Task details: "that" appears in how many lines of the entries? State only the number.

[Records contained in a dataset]
※

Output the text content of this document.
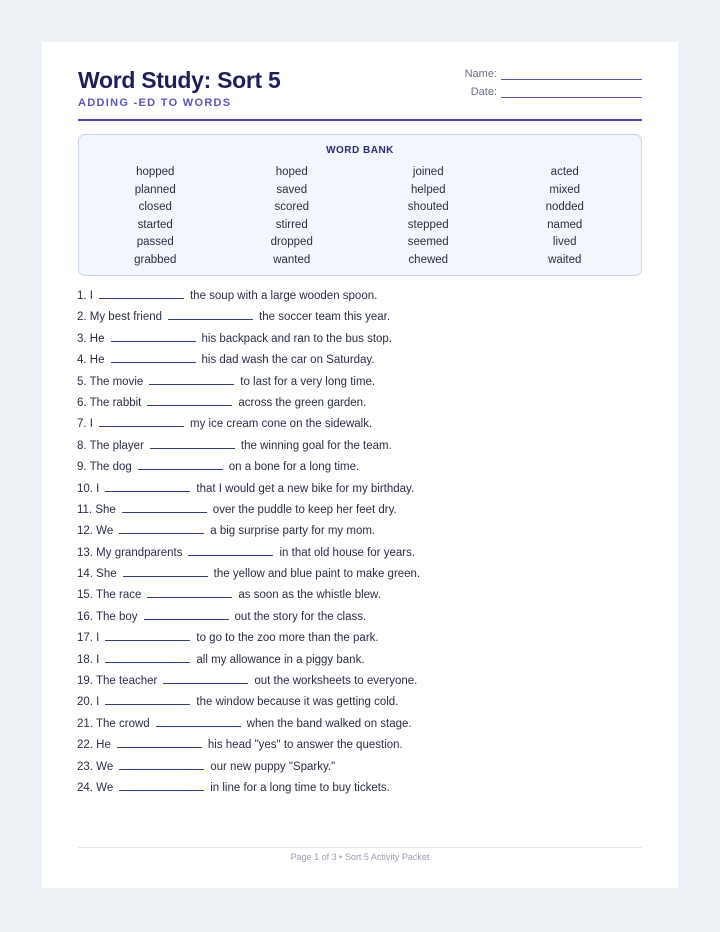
Word Study: Sort 5
ADDING -ED TO WORDS
Name:
Date:
WORD BANK
hopped	hoped	joined	acted
planned	saved	helped	mixed
closed	scored	shouted	nodded
started	stirred	stepped	named
passed	dropped	seemed	lived
grabbed	wanted	chewed	waited
1. I	the soup with a large wooden spoon.
2. My best friend	the soccer team this year.
3. He	his backpack and ran to the bus stop.
4. He	his dad wash the car on Saturday.
5. The movie	to last for a very long time.
6. The rabbit	across the green garden.
7. I	my ice cream cone on the sidewalk.
8. The player	the winning goal for the team.
9. The dog	on a bone for a long time.
10. I	that I would get a new bike for my birthday.
11. She	over the puddle to keep her feet dry.
12. We	a big surprise party for my mom.
13. My grandparents	in that old house for years.
14. She	the yellow and blue paint to make green.
15. The race	as soon as the whistle blew.
16. The boy	out the story for the class.
17. I	to go to the zoo more than the park.
18. I	all my allowance in a piggy bank.
19. The teacher	out the worksheets to everyone.
20. I	the window because it was getting cold.
21. The crowd	when the band walked on stage.
22. He	his head "yes" to answer the question.
23. We	our new puppy "Sparky."
24. We	in line for a long time to buy tickets.
Page 1 of 3 • Sort 5 Activity Packet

※

Final answer: 2